[Begin]
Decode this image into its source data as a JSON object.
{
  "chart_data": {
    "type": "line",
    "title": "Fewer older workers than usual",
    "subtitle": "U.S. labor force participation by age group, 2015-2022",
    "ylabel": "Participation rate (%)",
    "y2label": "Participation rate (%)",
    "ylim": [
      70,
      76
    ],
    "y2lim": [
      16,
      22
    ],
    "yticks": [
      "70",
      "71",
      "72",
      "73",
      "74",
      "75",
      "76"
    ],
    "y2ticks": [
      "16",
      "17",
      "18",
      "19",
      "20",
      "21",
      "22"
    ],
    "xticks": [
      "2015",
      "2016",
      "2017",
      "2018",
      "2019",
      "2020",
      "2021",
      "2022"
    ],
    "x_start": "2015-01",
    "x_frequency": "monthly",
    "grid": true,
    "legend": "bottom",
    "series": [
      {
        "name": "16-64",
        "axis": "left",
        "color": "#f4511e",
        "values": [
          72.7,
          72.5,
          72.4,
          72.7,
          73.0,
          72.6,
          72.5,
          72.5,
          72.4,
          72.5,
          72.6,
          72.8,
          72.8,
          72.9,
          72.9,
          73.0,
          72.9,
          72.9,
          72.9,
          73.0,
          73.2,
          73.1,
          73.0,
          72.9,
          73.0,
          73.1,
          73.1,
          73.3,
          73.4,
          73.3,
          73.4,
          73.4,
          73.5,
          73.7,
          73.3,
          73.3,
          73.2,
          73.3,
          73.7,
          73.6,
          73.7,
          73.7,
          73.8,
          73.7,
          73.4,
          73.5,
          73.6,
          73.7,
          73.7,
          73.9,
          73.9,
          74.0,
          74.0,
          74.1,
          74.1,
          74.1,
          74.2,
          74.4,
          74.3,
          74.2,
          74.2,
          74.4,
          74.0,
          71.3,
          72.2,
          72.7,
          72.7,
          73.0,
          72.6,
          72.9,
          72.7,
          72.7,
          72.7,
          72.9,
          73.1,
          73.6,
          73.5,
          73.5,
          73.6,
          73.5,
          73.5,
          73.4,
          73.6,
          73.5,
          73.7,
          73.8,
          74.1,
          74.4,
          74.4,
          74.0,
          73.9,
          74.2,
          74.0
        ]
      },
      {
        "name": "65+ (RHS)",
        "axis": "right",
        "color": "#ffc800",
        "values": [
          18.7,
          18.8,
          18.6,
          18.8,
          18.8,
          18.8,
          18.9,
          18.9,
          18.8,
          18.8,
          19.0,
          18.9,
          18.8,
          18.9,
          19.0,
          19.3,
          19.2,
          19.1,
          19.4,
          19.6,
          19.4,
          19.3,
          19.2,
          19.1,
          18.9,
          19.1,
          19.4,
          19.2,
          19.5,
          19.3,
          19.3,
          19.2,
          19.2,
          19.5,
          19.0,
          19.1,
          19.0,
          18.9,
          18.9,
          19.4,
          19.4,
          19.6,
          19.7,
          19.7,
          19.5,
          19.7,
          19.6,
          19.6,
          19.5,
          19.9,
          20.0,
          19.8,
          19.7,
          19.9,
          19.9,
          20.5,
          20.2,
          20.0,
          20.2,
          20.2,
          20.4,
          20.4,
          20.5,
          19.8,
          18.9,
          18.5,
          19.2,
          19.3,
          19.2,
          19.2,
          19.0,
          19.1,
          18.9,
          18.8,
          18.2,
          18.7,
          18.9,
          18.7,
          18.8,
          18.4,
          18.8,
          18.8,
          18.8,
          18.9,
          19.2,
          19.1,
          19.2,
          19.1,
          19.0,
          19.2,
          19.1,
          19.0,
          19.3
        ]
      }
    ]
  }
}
[End]
- _What the task requires_:
Using the data above, repeat every line exactly.

- _Right answer_:
Decode this image into its source data as a JSON object.
{
  "chart_data": {
    "type": "line",
    "title": "Fewer older workers than usual",
    "subtitle": "U.S. labor force participation by age group, 2015-2022",
    "ylabel": "Participation rate (%)",
    "y2label": "Participation rate (%)",
    "ylim": [
      70,
      76
    ],
    "y2lim": [
      16,
      22
    ],
    "yticks": [
      "70",
      "71",
      "72",
      "73",
      "74",
      "75",
      "76"
    ],
    "y2ticks": [
      "16",
      "17",
      "18",
      "19",
      "20",
      "21",
      "22"
    ],
    "xticks": [
      "2015",
      "2016",
      "2017",
      "2018",
      "2019",
      "2020",
      "2021",
      "2022"
    ],
    "x_start": "2015-01",
    "x_frequency": "monthly",
    "grid": true,
    "legend": "bottom",
    "series": [
      {
        "name": "16-64",
        "axis": "left",
        "color": "#f4511e",
        "values": [
          72.7,
          72.5,
          72.4,
          72.7,
          73.0,
          72.6,
          72.5,
          72.5,
          72.4,
          72.5,
          72.6,
          72.8,
          72.8,
          72.9,
          72.9,
          73.0,
          72.9,
          72.9,
          72.9,
          73.0,
          73.2,
          73.1,
          73.0,
          72.9,
          73.0,
          73.1,
          73.1,
          73.3,
          73.4,
          73.3,
          73.4,
          73.4,
          73.5,
          73.7,
          73.3,
          73.3,
          73.2,
          73.3,
          73.7,
          73.6,
          73.7,
          73.7,
          73.8,
          73.7,
          73.4,
          73.5,
          73.6,
          73.7,
          73.7,
          73.9,
          73.9,
          74.0,
          74.0,
          74.1,
          74.1,
          74.1,
          74.2,
          74.4,
          74.3,
          74.2,
          74.2,
          74.4,
          74.0,
          71.3,
          72.2,
          72.7,
          72.7,
          73.0,
          72.6,
          72.9,
          72.7,
          72.7,
          72.7,
          72.9,
          73.1,
          73.6,
          73.5,
          73.5,
          73.6,
          73.5,
          73.5,
          73.4,
          73.6,
          73.5,
          73.7,
          73.8,
          74.1,
          74.4,
          74.4,
          74.0,
          73.9,
          74.2,
          74.0
        ]
      },
      {
        "name": "65+ (RHS)",
        "axis": "right",
        "color": "#ffc800",
        "values": [
          18.7,
          18.8,
          18.6,
          18.8,
          18.8,
          18.8,
          18.9,
          18.9,
          18.8,
          18.8,
          19.0,
          18.9,
          18.8,
          18.9,
          19.0,
          19.3,
          19.2,
          19.1,
          19.4,
          19.6,
          19.4,
          19.3,
          19.2,
          19.1,
          18.9,
          19.1,
          19.4,
          19.2,
          19.5,
          19.3,
          19.3,
          19.2,
          19.2,
          19.5,
          19.0,
          19.1,
          19.0,
          18.9,
          18.9,
          19.4,
          19.4,
          19.6,
          19.7,
          19.7,
          19.5,
          19.7,
          19.6,
          19.6,
          19.5,
          19.9,
          20.0,
          19.8,
          19.7,
          19.9,
          19.9,
          20.5,
          20.2,
          20.0,
          20.2,
          20.2,
          20.4,
          20.4,
          20.5,
          19.8,
          18.9,
          18.5,
          19.2,
          19.3,
          19.2,
          19.2,
          19.0,
          19.1,
          18.9,
          18.8,
          18.2,
          18.7,
          18.9,
          18.7,
          18.8,
          18.4,
          18.8,
          18.8,
          18.8,
          18.9,
          19.2,
          19.1,
          19.2,
          19.1,
          19.0,
          19.2,
          19.1,
          19.0,
          19.3
        ]
      }
    ]
  }
}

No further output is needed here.